[Given problem]: Take the line with "Decode this chart: output" and every line after it, through the end of the listing, and give them again exactly, pictures excluded.

:::::

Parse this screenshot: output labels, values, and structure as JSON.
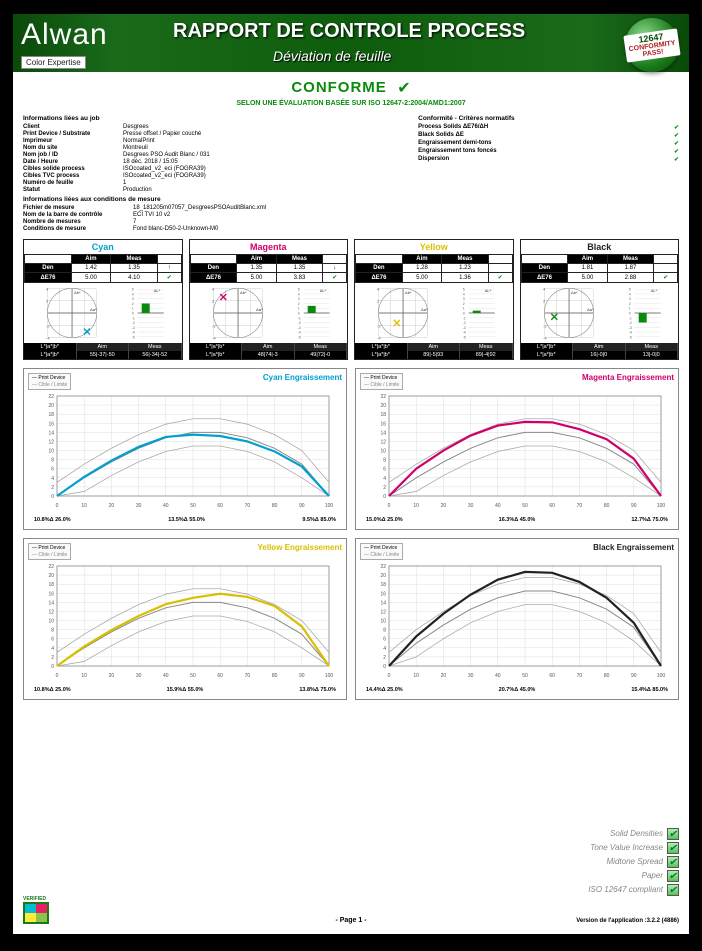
{
  "header": {
    "logo_main": "Alwan",
    "logo_sub": "Color Expertise",
    "title": "RAPPORT DE CONTROLE PROCESS",
    "subtitle": "Déviation de feuille",
    "badge_num": "12647",
    "badge_text": "CONFORMITY PASS!"
  },
  "status": {
    "label": "CONFORME",
    "iso_line": "SELON UNE ÉVALUATION BASÉE SUR ISO 12647-2:2004/AMD1:2007"
  },
  "info_job": {
    "title": "Informations liées au job",
    "rows": [
      {
        "label": "Client",
        "value": "Desgrees"
      },
      {
        "label": "Print Device / Substrate",
        "value": "Presse offset / Papier couché"
      },
      {
        "label": "Imprimeur",
        "value": "NormalPrint"
      },
      {
        "label": "Nom du site",
        "value": "Montreuil"
      },
      {
        "label": "Nom job / ID",
        "value": "Desgrees PSO Audit Blanc / 031"
      },
      {
        "label": "Date / Heure",
        "value": "18 déc. 2018 / 15:05"
      },
      {
        "label": "Cibles solide process",
        "value": "ISOcoated_v2_eci (FOGRA39)"
      },
      {
        "label": "Cibles TVC process",
        "value": "ISOcoated_v2_eci (FOGRA39)"
      },
      {
        "label": "Numéro de feuille",
        "value": "1"
      },
      {
        "label": "Statut",
        "value": "Production"
      }
    ]
  },
  "info_cond": {
    "title": "Informations liées aux conditions de mesure",
    "rows": [
      {
        "label": "Fichier de mesure",
        "value": "18_181205m07057_DesgreesPSOAuditBlanc.xml"
      },
      {
        "label": "Nom de la barre de contrôle",
        "value": "ECI TVI 10 v2"
      },
      {
        "label": "Nombre de mesures",
        "value": "7"
      },
      {
        "label": "Conditions de mesure",
        "value": "Fond blanc-D50-2-Unknown-M0"
      }
    ]
  },
  "criteria": {
    "title": "Conformité - Critères normatifs",
    "rows": [
      {
        "label": "Process Solids ΔE76/ΔH",
        "pass": true
      },
      {
        "label": "Black Solids ΔE",
        "pass": true
      },
      {
        "label": "Engraissement demi-tons",
        "pass": true
      },
      {
        "label": "Engraissement tons foncés",
        "pass": true
      },
      {
        "label": "Dispersion",
        "pass": true
      }
    ]
  },
  "inks": [
    {
      "name": "Cyan",
      "color": "#00a0d0",
      "den_aim": "1.42",
      "den_meas": "1.35",
      "den_arrow": "↑",
      "de_aim": "5.00",
      "de_meas": "4.10",
      "de_pass": true,
      "cross_x": 2.4,
      "cross_y": -3.0,
      "delta_L": 2.0,
      "delta_val": -0.8,
      "lab_aim": "55|-37|-50",
      "lab_meas": "56|-34|-52",
      "lab_hdr": "L*|a*|b*"
    },
    {
      "name": "Magenta",
      "color": "#d0006a",
      "den_aim": "1.35",
      "den_meas": "1.35",
      "den_arrow": "↓",
      "de_aim": "5.00",
      "de_meas": "3.83",
      "de_pass": true,
      "cross_x": -2.4,
      "cross_y": 2.6,
      "delta_L": 1.5,
      "delta_val": 0.5,
      "lab_aim": "48|74|-3",
      "lab_meas": "49|72|-0",
      "lab_hdr": "L*|a*|b*"
    },
    {
      "name": "Yellow",
      "color": "#d8c000",
      "den_aim": "1.28",
      "den_meas": "1.23",
      "den_arrow": "",
      "de_aim": "5.00",
      "de_meas": "1.36",
      "de_pass": true,
      "cross_x": -1.0,
      "cross_y": -1.6,
      "delta_L": 0.5,
      "delta_val": -0.3,
      "lab_aim": "89|-5|93",
      "lab_meas": "89|-4|92",
      "lab_hdr": "L*|a*|b*"
    },
    {
      "name": "Black",
      "color": "#222222",
      "den_aim": "1.81",
      "den_meas": "1.87",
      "den_arrow": "",
      "de_aim": "5.00",
      "de_meas": "2.88",
      "de_pass": true,
      "cross_x": -2.4,
      "cross_y": -0.6,
      "delta_L": -2.0,
      "delta_val": 0.2,
      "lab_aim": "16|-0|0",
      "lab_meas": "13|-0|0",
      "lab_hdr": "L*|a*|b*"
    }
  ],
  "ink_plot": {
    "range": 4,
    "ticks": [
      4,
      2,
      0,
      -2,
      -4
    ],
    "bar_range": 5,
    "dab_label": "Δb*",
    "daa_label": "Δa*",
    "dL_label": "ΔL*"
  },
  "tvi": {
    "ylim": [
      0,
      22
    ],
    "yticks": [
      0,
      2,
      4,
      6,
      8,
      10,
      12,
      14,
      16,
      18,
      20,
      22
    ],
    "xlim": [
      0,
      100
    ],
    "xticks": [
      0,
      10,
      20,
      30,
      40,
      50,
      60,
      70,
      80,
      90,
      100
    ],
    "legend1": "Print Device",
    "legend2": "Cible / Limite",
    "charts": [
      {
        "title": "Cyan Engraissement",
        "color": "#00a0d0",
        "footer": [
          "10.8%Δ 26.0%",
          "13.5%Δ 55.0%",
          "9.5%Δ 85.0%"
        ],
        "target": [
          0,
          4,
          7.5,
          10.5,
          12.8,
          14,
          14,
          12.8,
          10.5,
          7,
          0
        ],
        "measured": [
          0,
          4.2,
          7.8,
          10.8,
          13.0,
          13.5,
          13.2,
          12.0,
          9.8,
          6.5,
          0
        ]
      },
      {
        "title": "Magenta Engraissement",
        "color": "#d0006a",
        "footer": [
          "15.0%Δ 25.0%",
          "16.3%Δ 45.0%",
          "12.7%Δ 75.0%"
        ],
        "target": [
          0,
          4,
          7.5,
          10.5,
          12.8,
          14,
          14,
          12.8,
          10.5,
          7,
          0
        ],
        "measured": [
          0,
          6,
          10,
          13.3,
          15.5,
          16.3,
          16.2,
          14.7,
          12.5,
          8.2,
          0
        ]
      },
      {
        "title": "Yellow Engraissement",
        "color": "#d8c000",
        "footer": [
          "10.8%Δ 25.0%",
          "15.9%Δ 55.0%",
          "13.8%Δ 75.0%"
        ],
        "target": [
          0,
          4,
          7.5,
          10.5,
          12.8,
          14,
          14,
          12.8,
          10.5,
          7,
          0
        ],
        "measured": [
          0,
          4.3,
          7.9,
          11.0,
          13.6,
          15,
          15.9,
          15.2,
          13.2,
          8.7,
          0
        ]
      },
      {
        "title": "Black Engraissement",
        "color": "#222222",
        "footer": [
          "14.4%Δ 25.0%",
          "20.7%Δ 45.0%",
          "15.4%Δ 85.0%"
        ],
        "target": [
          0,
          5,
          9,
          12.5,
          15,
          16.5,
          16.5,
          15,
          12.5,
          8.5,
          0
        ],
        "measured": [
          0,
          6.5,
          11.5,
          15.7,
          19,
          20.7,
          20.5,
          18.5,
          15,
          9.5,
          0
        ]
      }
    ]
  },
  "footer_checks": [
    "Solid Densities",
    "Tone Value Increase",
    "Midtone Spread",
    "Paper",
    "ISO 12647 compliant"
  ],
  "footer": {
    "page": "- Page 1 -",
    "version": "Version de l'application :3.2.2 (4886)",
    "verified": "VERIFIED"
  }
}
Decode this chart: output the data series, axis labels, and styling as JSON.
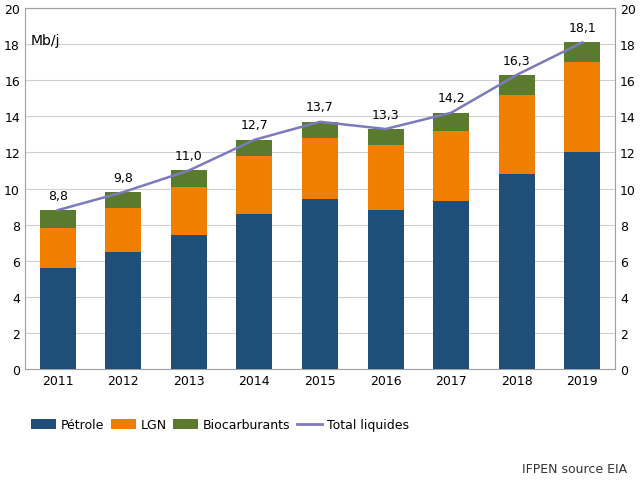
{
  "years": [
    2011,
    2012,
    2013,
    2014,
    2015,
    2016,
    2017,
    2018,
    2019
  ],
  "petrole": [
    5.6,
    6.5,
    7.4,
    8.6,
    9.4,
    8.8,
    9.3,
    10.8,
    12.0
  ],
  "lgn": [
    2.2,
    2.4,
    2.7,
    3.2,
    3.4,
    3.6,
    3.9,
    4.4,
    5.0
  ],
  "biocarburants": [
    1.0,
    0.9,
    0.9,
    0.9,
    0.9,
    0.9,
    1.0,
    1.1,
    1.1
  ],
  "total_liquides": [
    8.8,
    9.8,
    11.0,
    12.7,
    13.7,
    13.3,
    14.2,
    16.3,
    18.1
  ],
  "total_labels": [
    "8,8",
    "9,8",
    "11,0",
    "12,7",
    "13,7",
    "13,3",
    "14,2",
    "16,3",
    "18,1"
  ],
  "color_petrole": "#1f4e79",
  "color_lgn": "#f07f00",
  "color_biocarburants": "#5a7a2e",
  "color_total": "#7b7abf",
  "ylabel_left": "Mb/j",
  "ylim": [
    0,
    20
  ],
  "yticks": [
    0,
    2,
    4,
    6,
    8,
    10,
    12,
    14,
    16,
    18,
    20
  ],
  "legend_petrole": "Pétrole",
  "legend_lgn": "LGN",
  "legend_biocarburants": "Biocarburants",
  "legend_total": "Total liquides",
  "source_text": "IFPEN source EIA",
  "background_color": "#ffffff",
  "grid_color": "#d0d0d0"
}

:::::

[Exercise answer]:
Decode this chart: output the data series, axis labels, and styling as JSON.
{
  "years": [
    2011,
    2012,
    2013,
    2014,
    2015,
    2016,
    2017,
    2018,
    2019
  ],
  "petrole": [
    5.6,
    6.5,
    7.4,
    8.6,
    9.4,
    8.8,
    9.3,
    10.8,
    12.0
  ],
  "lgn": [
    2.2,
    2.4,
    2.7,
    3.2,
    3.4,
    3.6,
    3.9,
    4.4,
    5.0
  ],
  "biocarburants": [
    1.0,
    0.9,
    0.9,
    0.9,
    0.9,
    0.9,
    1.0,
    1.1,
    1.1
  ],
  "total_liquides": [
    8.8,
    9.8,
    11.0,
    12.7,
    13.7,
    13.3,
    14.2,
    16.3,
    18.1
  ],
  "total_labels": [
    "8,8",
    "9,8",
    "11,0",
    "12,7",
    "13,7",
    "13,3",
    "14,2",
    "16,3",
    "18,1"
  ],
  "color_petrole": "#1f4e79",
  "color_lgn": "#f07f00",
  "color_biocarburants": "#5a7a2e",
  "color_total": "#7b7abf",
  "ylabel_left": "Mb/j",
  "ylim": [
    0,
    20
  ],
  "yticks": [
    0,
    2,
    4,
    6,
    8,
    10,
    12,
    14,
    16,
    18,
    20
  ],
  "legend_petrole": "Pétrole",
  "legend_lgn": "LGN",
  "legend_biocarburants": "Biocarburants",
  "legend_total": "Total liquides",
  "source_text": "IFPEN source EIA",
  "background_color": "#ffffff",
  "grid_color": "#d0d0d0"
}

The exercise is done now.